● Record excerpts

□ □ □ □ □ □ □

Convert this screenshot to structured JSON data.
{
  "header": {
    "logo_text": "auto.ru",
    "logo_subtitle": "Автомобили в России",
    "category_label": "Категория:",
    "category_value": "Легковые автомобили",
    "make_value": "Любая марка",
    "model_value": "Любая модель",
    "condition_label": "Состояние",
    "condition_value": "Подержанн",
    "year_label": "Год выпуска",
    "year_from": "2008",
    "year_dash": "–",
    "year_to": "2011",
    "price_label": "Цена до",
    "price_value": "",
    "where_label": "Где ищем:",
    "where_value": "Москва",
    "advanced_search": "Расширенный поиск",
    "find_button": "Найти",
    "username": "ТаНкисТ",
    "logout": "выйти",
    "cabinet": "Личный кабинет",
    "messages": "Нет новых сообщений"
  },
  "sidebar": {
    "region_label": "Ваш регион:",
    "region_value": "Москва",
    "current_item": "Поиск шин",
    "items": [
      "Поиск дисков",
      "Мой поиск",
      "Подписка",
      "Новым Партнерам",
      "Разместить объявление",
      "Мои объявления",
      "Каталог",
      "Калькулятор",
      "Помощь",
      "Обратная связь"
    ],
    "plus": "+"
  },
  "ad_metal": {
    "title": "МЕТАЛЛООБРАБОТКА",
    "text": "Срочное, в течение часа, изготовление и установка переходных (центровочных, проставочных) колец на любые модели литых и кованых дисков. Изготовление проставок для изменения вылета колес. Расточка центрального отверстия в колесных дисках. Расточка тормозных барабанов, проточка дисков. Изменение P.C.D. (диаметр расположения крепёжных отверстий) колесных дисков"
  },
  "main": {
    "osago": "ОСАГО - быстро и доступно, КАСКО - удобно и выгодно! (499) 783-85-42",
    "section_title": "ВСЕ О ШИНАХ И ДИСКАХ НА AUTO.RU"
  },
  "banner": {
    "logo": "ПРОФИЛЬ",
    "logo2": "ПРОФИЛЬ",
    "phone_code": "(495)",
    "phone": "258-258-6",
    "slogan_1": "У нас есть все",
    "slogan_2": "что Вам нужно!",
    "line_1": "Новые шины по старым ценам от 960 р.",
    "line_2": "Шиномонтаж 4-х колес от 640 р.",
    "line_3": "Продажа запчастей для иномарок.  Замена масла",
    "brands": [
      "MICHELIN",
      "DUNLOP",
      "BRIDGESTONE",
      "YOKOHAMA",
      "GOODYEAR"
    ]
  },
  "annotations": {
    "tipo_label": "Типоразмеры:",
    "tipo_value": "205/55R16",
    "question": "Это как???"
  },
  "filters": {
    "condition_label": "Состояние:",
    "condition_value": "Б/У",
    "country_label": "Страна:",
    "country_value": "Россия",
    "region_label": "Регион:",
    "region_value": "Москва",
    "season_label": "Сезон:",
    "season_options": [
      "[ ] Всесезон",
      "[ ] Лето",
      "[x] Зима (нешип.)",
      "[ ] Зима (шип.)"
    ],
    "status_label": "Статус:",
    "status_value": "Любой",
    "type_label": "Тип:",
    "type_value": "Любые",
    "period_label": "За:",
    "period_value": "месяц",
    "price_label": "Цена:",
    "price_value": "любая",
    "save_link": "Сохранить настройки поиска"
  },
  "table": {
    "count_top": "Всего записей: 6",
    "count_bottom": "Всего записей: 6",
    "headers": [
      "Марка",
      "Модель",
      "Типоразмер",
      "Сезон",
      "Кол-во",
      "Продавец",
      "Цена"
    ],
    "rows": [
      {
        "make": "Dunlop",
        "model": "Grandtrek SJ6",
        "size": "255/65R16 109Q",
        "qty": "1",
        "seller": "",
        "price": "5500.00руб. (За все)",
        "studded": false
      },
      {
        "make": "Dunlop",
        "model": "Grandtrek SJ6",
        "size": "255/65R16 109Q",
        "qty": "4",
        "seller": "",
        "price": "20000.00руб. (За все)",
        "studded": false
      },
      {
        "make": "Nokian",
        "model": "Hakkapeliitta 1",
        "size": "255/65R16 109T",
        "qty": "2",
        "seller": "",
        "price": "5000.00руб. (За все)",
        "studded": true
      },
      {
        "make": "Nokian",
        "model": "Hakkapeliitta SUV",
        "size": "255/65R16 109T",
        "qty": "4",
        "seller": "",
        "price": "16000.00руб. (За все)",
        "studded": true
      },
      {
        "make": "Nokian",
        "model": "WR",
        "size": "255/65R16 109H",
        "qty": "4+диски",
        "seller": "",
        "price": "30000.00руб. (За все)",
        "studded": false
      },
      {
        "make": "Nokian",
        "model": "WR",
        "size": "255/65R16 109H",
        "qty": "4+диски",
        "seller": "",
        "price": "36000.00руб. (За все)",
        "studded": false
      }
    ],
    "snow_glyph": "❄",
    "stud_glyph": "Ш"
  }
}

□ □ □ □ □ □ □

Exactly reproduce every record.

● Exercise answer
Convert this screenshot to structured JSON data.
{
  "header": {
    "logo_text": "auto.ru",
    "logo_subtitle": "Автомобили в России",
    "category_label": "Категория:",
    "category_value": "Легковые автомобили",
    "make_value": "Любая марка",
    "model_value": "Любая модель",
    "condition_label": "Состояние",
    "condition_value": "Подержанн",
    "year_label": "Год выпуска",
    "year_from": "2008",
    "year_dash": "–",
    "year_to": "2011",
    "price_label": "Цена до",
    "price_value": "",
    "where_label": "Где ищем:",
    "where_value": "Москва",
    "advanced_search": "Расширенный поиск",
    "find_button": "Найти",
    "username": "ТаНкисТ",
    "logout": "выйти",
    "cabinet": "Личный кабинет",
    "messages": "Нет новых сообщений"
  },
  "sidebar": {
    "region_label": "Ваш регион:",
    "region_value": "Москва",
    "current_item": "Поиск шин",
    "items": [
      "Поиск дисков",
      "Мой поиск",
      "Подписка",
      "Новым Партнерам",
      "Разместить объявление",
      "Мои объявления",
      "Каталог",
      "Калькулятор",
      "Помощь",
      "Обратная связь"
    ],
    "plus": "+"
  },
  "ad_metal": {
    "title": "МЕТАЛЛООБРАБОТКА",
    "text": "Срочное, в течение часа, изготовление и установка переходных (центровочных, проставочных) колец на любые модели литых и кованых дисков. Изготовление проставок для изменения вылета колес. Расточка центрального отверстия в колесных дисках. Расточка тормозных барабанов, проточка дисков. Изменение P.C.D. (диаметр расположения крепёжных отверстий) колесных дисков"
  },
  "main": {
    "osago": "ОСАГО - быстро и доступно, КАСКО - удобно и выгодно! (499) 783-85-42",
    "section_title": "ВСЕ О ШИНАХ И ДИСКАХ НА AUTO.RU"
  },
  "banner": {
    "logo": "ПРОФИЛЬ",
    "logo2": "ПРОФИЛЬ",
    "phone_code": "(495)",
    "phone": "258-258-6",
    "slogan_1": "У нас есть все",
    "slogan_2": "что Вам нужно!",
    "line_1": "Новые шины по старым ценам от 960 р.",
    "line_2": "Шиномонтаж 4-х колес от 640 р.",
    "line_3": "Продажа запчастей для иномарок.  Замена масла",
    "brands": [
      "MICHELIN",
      "DUNLOP",
      "BRIDGESTONE",
      "YOKOHAMA",
      "GOODYEAR"
    ]
  },
  "annotations": {
    "tipo_label": "Типоразмеры:",
    "tipo_value": "205/55R16",
    "question": "Это как???"
  },
  "filters": {
    "condition_label": "Состояние:",
    "condition_value": "Б/У",
    "country_label": "Страна:",
    "country_value": "Россия",
    "region_label": "Регион:",
    "region_value": "Москва",
    "season_label": "Сезон:",
    "season_options": [
      "[ ] Всесезон",
      "[ ] Лето",
      "[x] Зима (нешип.)",
      "[ ] Зима (шип.)"
    ],
    "status_label": "Статус:",
    "status_value": "Любой",
    "type_label": "Тип:",
    "type_value": "Любые",
    "period_label": "За:",
    "period_value": "месяц",
    "price_label": "Цена:",
    "price_value": "любая",
    "save_link": "Сохранить настройки поиска"
  },
  "table": {
    "count_top": "Всего записей: 6",
    "count_bottom": "Всего записей: 6",
    "headers": [
      "Марка",
      "Модель",
      "Типоразмер",
      "Сезон",
      "Кол-во",
      "Продавец",
      "Цена"
    ],
    "rows": [
      {
        "make": "Dunlop",
        "model": "Grandtrek SJ6",
        "size": "255/65R16 109Q",
        "qty": "1",
        "seller": "",
        "price": "5500.00руб. (За все)",
        "studded": false
      },
      {
        "make": "Dunlop",
        "model": "Grandtrek SJ6",
        "size": "255/65R16 109Q",
        "qty": "4",
        "seller": "",
        "price": "20000.00руб. (За все)",
        "studded": false
      },
      {
        "make": "Nokian",
        "model": "Hakkapeliitta 1",
        "size": "255/65R16 109T",
        "qty": "2",
        "seller": "",
        "price": "5000.00руб. (За все)",
        "studded": true
      },
      {
        "make": "Nokian",
        "model": "Hakkapeliitta SUV",
        "size": "255/65R16 109T",
        "qty": "4",
        "seller": "",
        "price": "16000.00руб. (За все)",
        "studded": true
      },
      {
        "make": "Nokian",
        "model": "WR",
        "size": "255/65R16 109H",
        "qty": "4+диски",
        "seller": "",
        "price": "30000.00руб. (За все)",
        "studded": false
      },
      {
        "make": "Nokian",
        "model": "WR",
        "size": "255/65R16 109H",
        "qty": "4+диски",
        "seller": "",
        "price": "36000.00руб. (За все)",
        "studded": false
      }
    ],
    "snow_glyph": "❄",
    "stud_glyph": "Ш"
  }
}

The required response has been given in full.